Data entries:

....

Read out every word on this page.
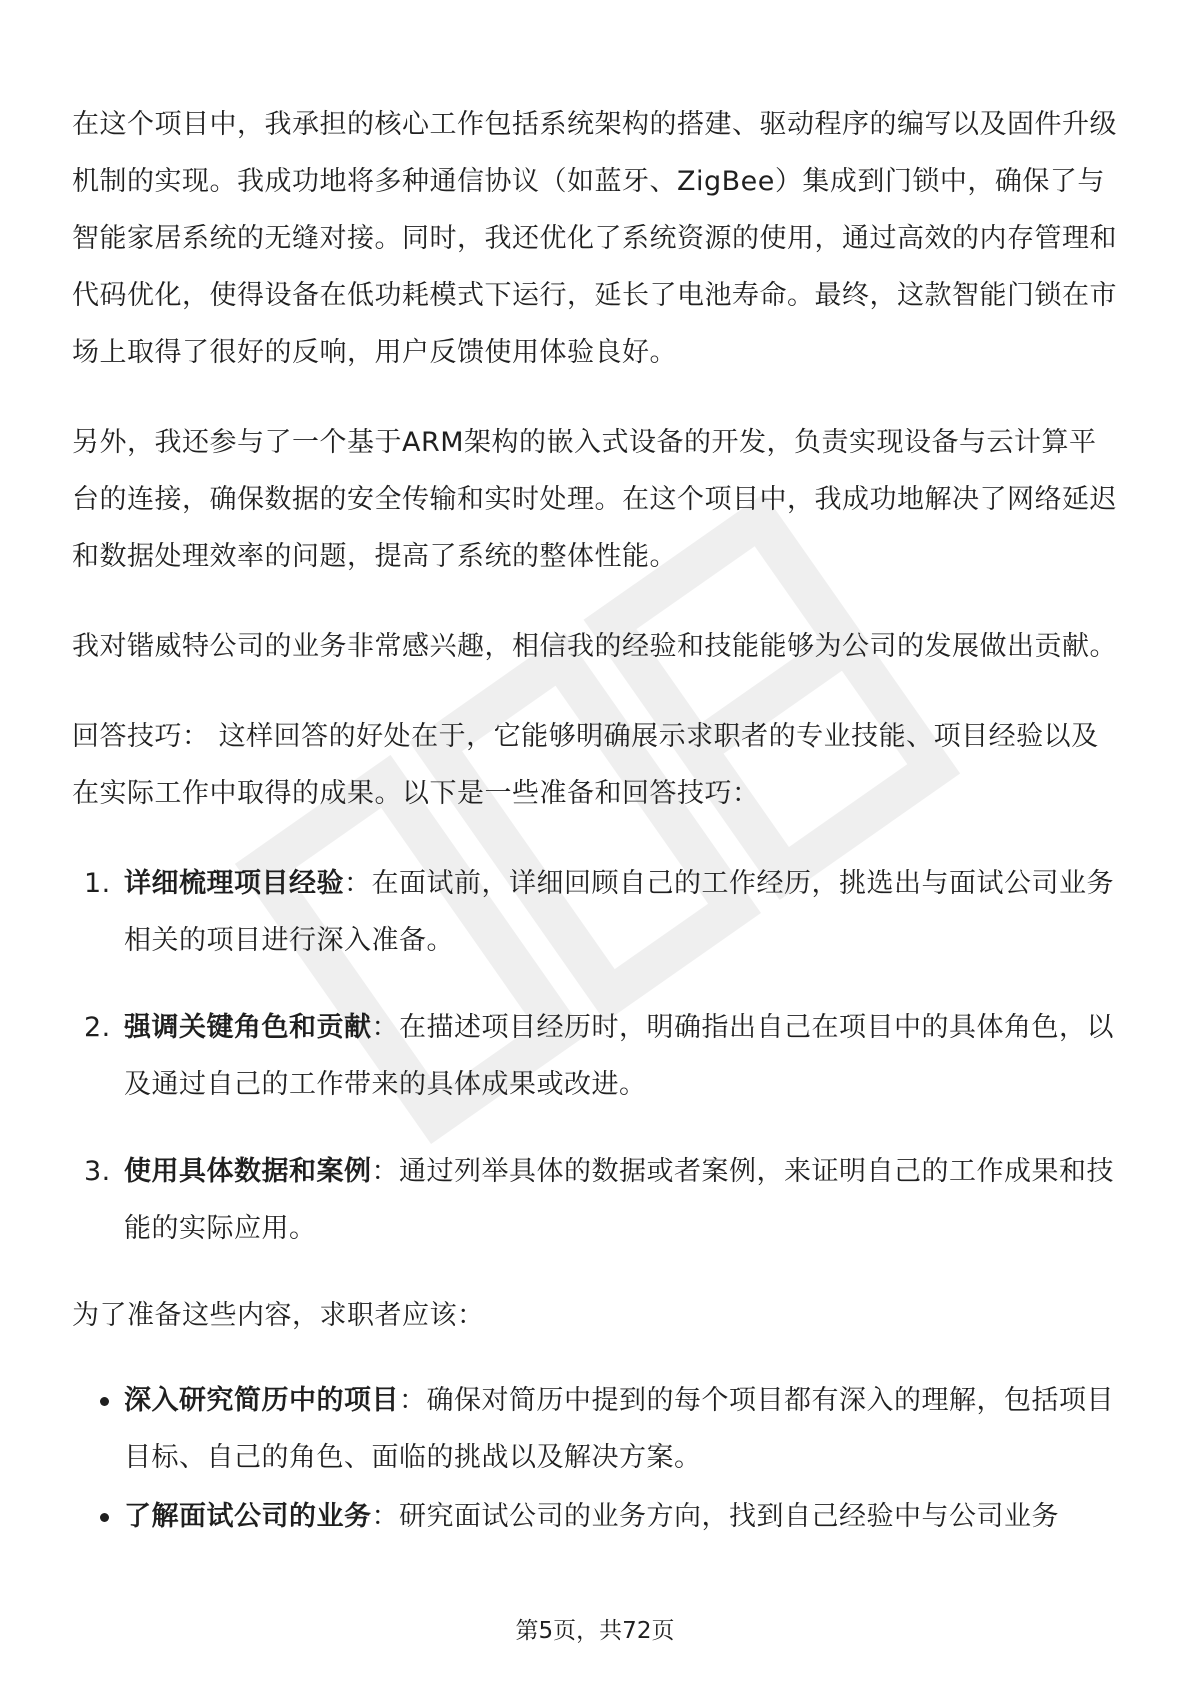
在这个项目中，我承担的核心工作包括系统架构的搭建、驱动程序的编写以及固件升级机制的实现。我成功地将多种通信协议（如蓝牙、ZigBee）集成到门锁中，确保了与智能家居系统的无缝对接。同时，我还优化了系统资源的使用，通过高效的内存管理和代码优化，使得设备在低功耗模式下运行，延长了电池寿命。最终，这款智能门锁在市场上取得了很好的反响，用户反馈使用体验良好。

另外，我还参与了一个基于ARM架构的嵌入式设备的开发，负责实现设备与云计算平台的连接，确保数据的安全传输和实时处理。在这个项目中，我成功地解决了网络延迟和数据处理效率的问题，提高了系统的整体性能。

我对锴威特公司的业务非常感兴趣，相信我的经验和技能能够为公司的发展做出贡献。

回答技巧： 这样回答的好处在于，它能够明确展示求职者的专业技能、项目经验以及在实际工作中取得的成果。以下是一些准备和回答技巧：

1. 详细梳理项目经验：在面试前，详细回顾自己的工作经历，挑选出与面试公司业务相关的项目进行深入准备。
2. 强调关键角色和贡献：在描述项目经历时，明确指出自己在项目中的具体角色，以及通过自己的工作带来的具体成果或改进。
3. 使用具体数据和案例：通过列举具体的数据或者案例，来证明自己的工作成果和技能的实际应用。

为了准备这些内容，求职者应该：

深入研究简历中的项目：确保对简历中提到的每个项目都有深入的理解，包括项目目标、自己的角色、面临的挑战以及解决方案。
了解面试公司的业务：研究面试公司的业务方向，找到自己经验中与公司业务
第5页，共72页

....

# What the exercise asks
Pictures stay out of the copy; please restate every record above exactly.

# Answer in full
Read out every word on this page.
在这个项目中，我承担的核心工作包括系统架构的搭建、驱动程序的编写以及固件升级机制的实现。我成功地将多种通信协议（如蓝牙、ZigBee）集成到门锁中，确保了与智能家居系统的无缝对接。同时，我还优化了系统资源的使用，通过高效的内存管理和代码优化，使得设备在低功耗模式下运行，延长了电池寿命。最终，这款智能门锁在市场上取得了很好的反响，用户反馈使用体验良好。

另外，我还参与了一个基于ARM架构的嵌入式设备的开发，负责实现设备与云计算平台的连接，确保数据的安全传输和实时处理。在这个项目中，我成功地解决了网络延迟和数据处理效率的问题，提高了系统的整体性能。

我对锴威特公司的业务非常感兴趣，相信我的经验和技能能够为公司的发展做出贡献。

回答技巧： 这样回答的好处在于，它能够明确展示求职者的专业技能、项目经验以及在实际工作中取得的成果。以下是一些准备和回答技巧：

1. 详细梳理项目经验：在面试前，详细回顾自己的工作经历，挑选出与面试公司业务相关的项目进行深入准备。
2. 强调关键角色和贡献：在描述项目经历时，明确指出自己在项目中的具体角色，以及通过自己的工作带来的具体成果或改进。
3. 使用具体数据和案例：通过列举具体的数据或者案例，来证明自己的工作成果和技能的实际应用。

为了准备这些内容，求职者应该：

深入研究简历中的项目：确保对简历中提到的每个项目都有深入的理解，包括项目目标、自己的角色、面临的挑战以及解决方案。
了解面试公司的业务：研究面试公司的业务方向，找到自己经验中与公司业务
第5页，共72页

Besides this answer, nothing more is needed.